_Instruction_.
Leaving out all images, write out the records that follow exactly.

Entries with figure data:

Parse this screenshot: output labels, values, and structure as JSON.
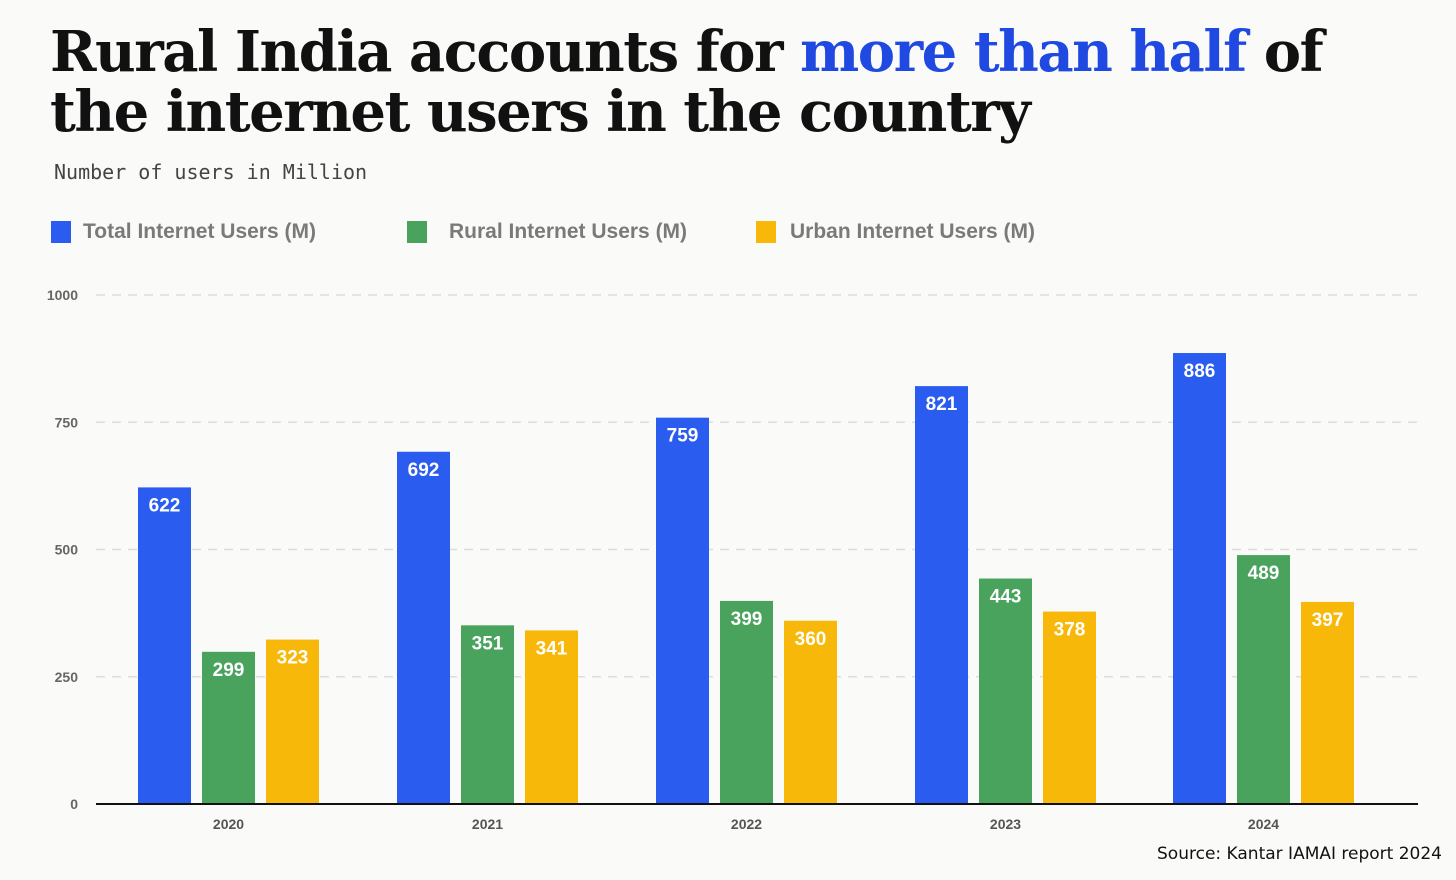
{
  "title": {
    "part1": "Rural India accounts for ",
    "highlight": "more than half",
    "part2": " of the internet users in the country"
  },
  "subtitle": "Number of users in Million",
  "source": "Source: Kantar IAMAI report 2024",
  "colors": {
    "total": "#2a5cf0",
    "rural": "#49a35c",
    "urban": "#f7b809",
    "highlight": "#1f49e0",
    "grid": "#dddddd",
    "axis": "#111111"
  },
  "chart_data": {
    "type": "bar",
    "categories": [
      "2020",
      "2021",
      "2022",
      "2023",
      "2024"
    ],
    "series": [
      {
        "name": "Total Internet Users (M)",
        "color": "#2a5cf0",
        "values": [
          622,
          692,
          759,
          821,
          886
        ]
      },
      {
        "name": "Rural Internet Users (M)",
        "color": "#49a35c",
        "values": [
          299,
          351,
          399,
          443,
          489
        ]
      },
      {
        "name": "Urban Internet Users (M)",
        "color": "#f7b809",
        "values": [
          323,
          341,
          360,
          378,
          397
        ]
      }
    ],
    "yticks": [
      "0",
      "250",
      "500",
      "750",
      "1000"
    ],
    "ylim": [
      0,
      1000
    ],
    "grid": true,
    "legend_position": "top-left",
    "data_labels": true
  }
}
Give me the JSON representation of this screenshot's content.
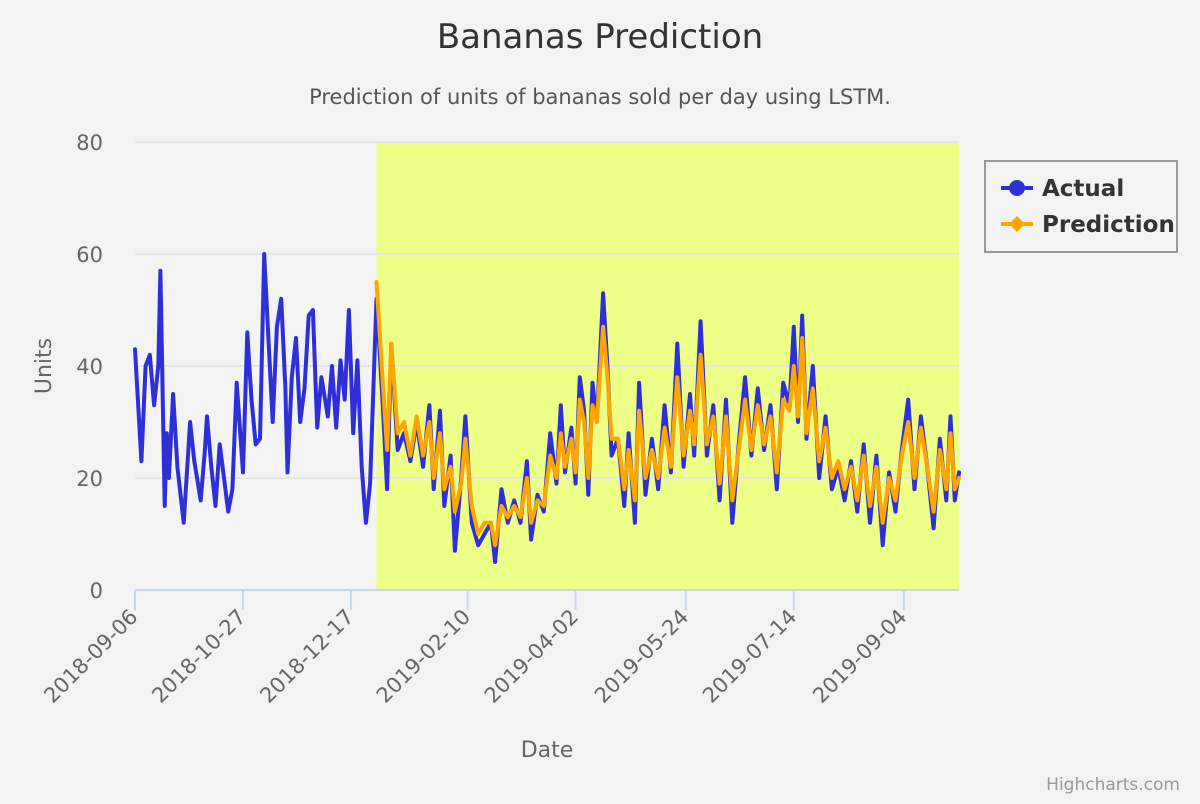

_Completed exercise_.
Parse this screenshot: output labels, values, and structure as JSON.
{
  "title": {
    "part1": "Rural India accounts for ",
    "highlight": "more than half",
    "part2": " of the internet users in the country"
  },
  "subtitle": "Number of users in Million",
  "source": "Source: Kantar IAMAI report 2024",
  "colors": {
    "total": "#2a5cf0",
    "rural": "#49a35c",
    "urban": "#f7b809",
    "highlight": "#1f49e0",
    "grid": "#dddddd",
    "axis": "#111111"
  },
  "chart_data": {
    "type": "bar",
    "categories": [
      "2020",
      "2021",
      "2022",
      "2023",
      "2024"
    ],
    "series": [
      {
        "name": "Total Internet Users (M)",
        "color": "#2a5cf0",
        "values": [
          622,
          692,
          759,
          821,
          886
        ]
      },
      {
        "name": "Rural Internet Users (M)",
        "color": "#49a35c",
        "values": [
          299,
          351,
          399,
          443,
          489
        ]
      },
      {
        "name": "Urban Internet Users (M)",
        "color": "#f7b809",
        "values": [
          323,
          341,
          360,
          378,
          397
        ]
      }
    ],
    "yticks": [
      "0",
      "250",
      "500",
      "750",
      "1000"
    ],
    "ylim": [
      0,
      1000
    ],
    "grid": true,
    "legend_position": "top-left",
    "data_labels": true
  }
}
Give me the JSON representation of this screenshot's content.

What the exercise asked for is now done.